- **Task instructions**:
(1) Extract everything in the passage on Prince Siddhartha's search for truth from "At the age of" down to "him attain enlightenment.".
(2) Name every individual person the passage on Prince Siddhartha's search for truth refers to.
(3) Carry on the passage about Prince Siddhartha's search for truth from its last sentence.

** BEGIN Selected passage **

At the age of twenty-nine, Prince Siddhartha, one night, taking a parting look at his beautiful wife and infant son asleep in their bedchamber, setout on his search for truth— truth that can show the mankind a way out from their sufferings. In the beginning of this journey, he sat at the feet of sages learning their systems of escape from the selfhood by entering “the sphere of neither-perception-nor-non-perception” through mystic trances. This didn’t, however, help him attain enlightenment. 

He then turned to a monkish life of self-denial. But the resulting emaciation did not help him anyway to reach the truth. It, of course, helped him realize: “Inward calm cannot be maintained unless physical strength is constantly and intelligently replenished.”

** END Selected passage **
** BEGIN Source material **

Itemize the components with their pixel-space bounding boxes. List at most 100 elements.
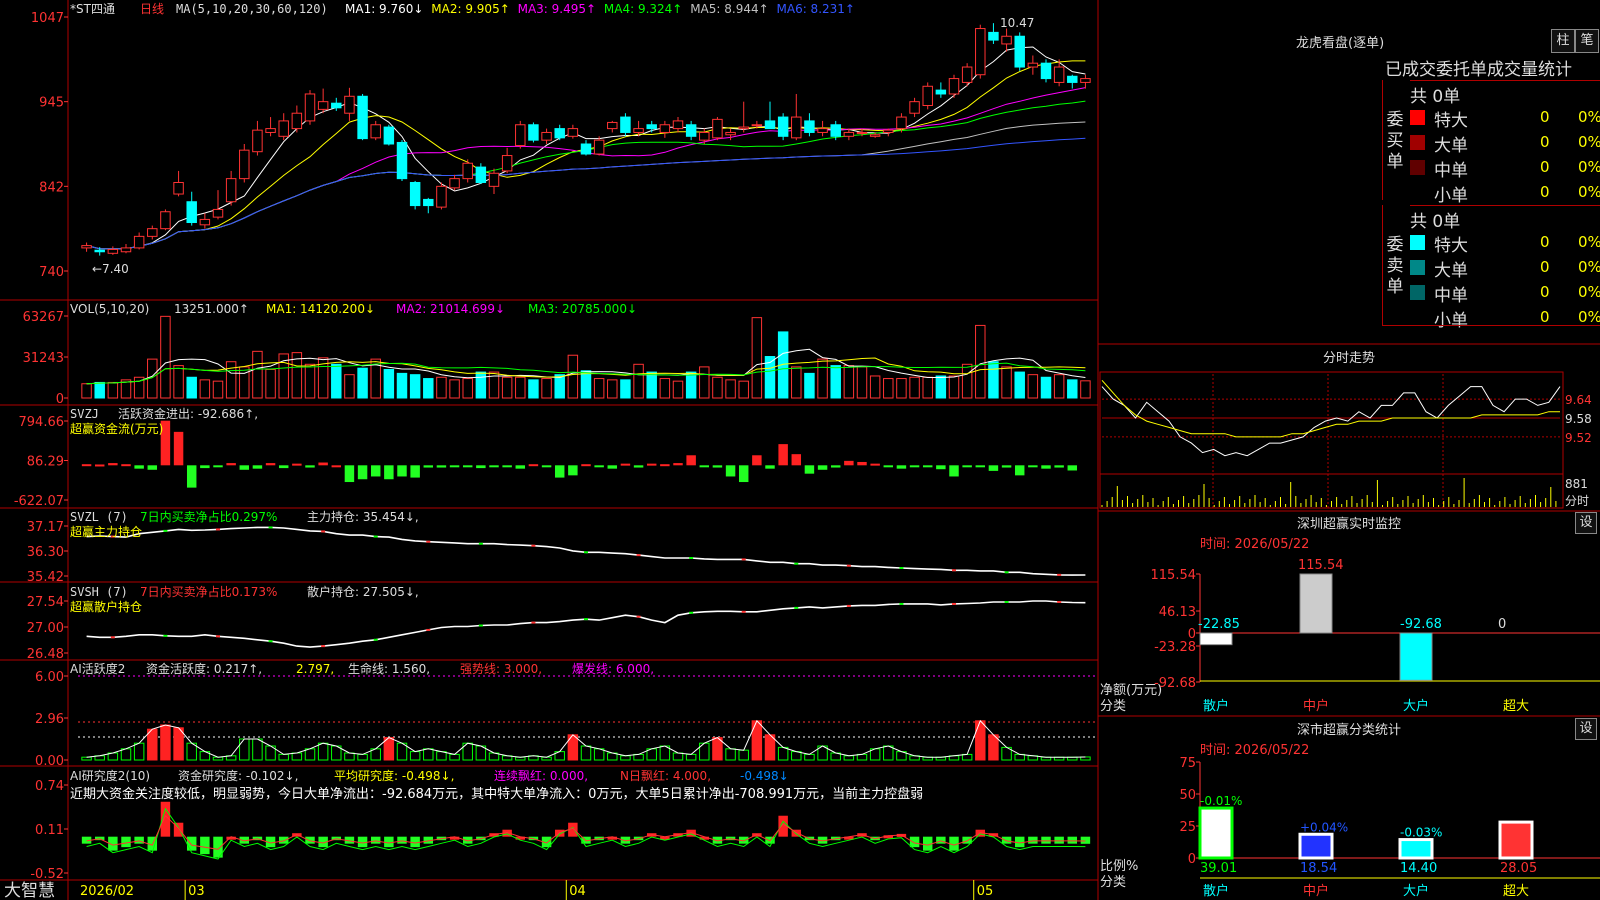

** END Source material **

- **Final results**:
(1)
At the age of twenty-nine, Prince Siddhartha, one night, taking a parting look at his beautiful wife and infant son asleep in their bedchamber, setout on his search for truth— truth that can show the mankind a way out from their sufferings. In the beginning of this journey, he sat at the feet of sages learning their systems of escape from the selfhood by entering “the sphere of neither-perception-nor-non-perception” through mystic trances. This didn’t, however, help him attain enlightenment.

(2)
Prince Siddhartha
his wife
his infant son

(3)
He then turning to his normal diet, walked toward the roots of a fig tree and sitting under it cross-legged, meditated for enlightenment. Seeing the real nature of world and realizing how greed, delusion, and ignorance are producing evil and preventing one from getting off the wheel of rebirth, Gautama, finally, at the age of thirty-five, had become a Buddha (past participle of Sanskrit word, buddh – to awaken or to know). He becomes a messiah—preaching the middle way of Enlightenment to his five ascetic monks, that ultimately became the very doctrine of Buddhism. It consists of the Holy Eightfold path and the Four Holy Truths.

Holy Eightfold Path
  • Right views
  • Right intention
  • Right speech
  • Right conduct
  • Right livelihood
  • Right effort
  • Right mindfulness
  • Right concentration

The Four Holy truths

  • First, that all existence—birth,  decay, sickness and death— is suffering
  • Second, that all suffering and rebirth are caused by man’s selfish craving
  • Third, that Nirvana, freedom from suffering, comes from the cessation of all craving
  • Fourth, that the stopping of all ill and craving comes only from following the Holy Eightfold Path.   
These truisms seem so simple to read but too difficult to practice—the only path for their practice is, perhaps, to read the doctrine of Buddhism by night and meditate on its practice during awake.